[Collected data entries]
__________________________________________________
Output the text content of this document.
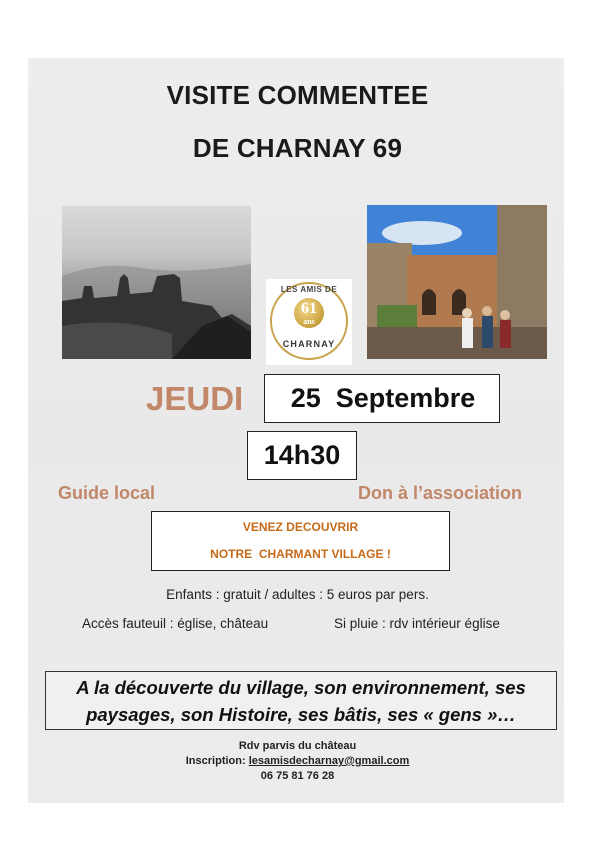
VISITE COMMENTEE
DE CHARNAY 69
LES AMIS DE
61
ans
CHARNAY
JEUDI	25  Septembre
14h30
Guide local	Don à l’association
VENEZ DECOUVRIR
NOTRE  CHARMANT VILLAGE !
Enfants : gratuit / adultes : 5 euros par pers.
Accès fauteuil : église, château	Si pluie : rdv intérieur église
A la découverte du village, son environnement, ses
paysages, son Histoire, ses bâtis, ses « gens »…
Rdv parvis du château
Inscription: lesamisdecharnay@gmail.com
06 75 81 76 28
__________________________________________________
Problem requirements>
Repeat the data in full and exactly. Omit pictures.

Output below>
Output the text content of this document.
VISITE COMMENTEE
DE CHARNAY 69
LES AMIS DE
61
ans
CHARNAY
JEUDI	25  Septembre
14h30
Guide local	Don à l’association
VENEZ DECOUVRIR
NOTRE  CHARMANT VILLAGE !
Enfants : gratuit / adultes : 5 euros par pers.
Accès fauteuil : église, château	Si pluie : rdv intérieur église
A la découverte du village, son environnement, ses
paysages, son Histoire, ses bâtis, ses « gens »…
Rdv parvis du château
Inscription: lesamisdecharnay@gmail.com
06 75 81 76 28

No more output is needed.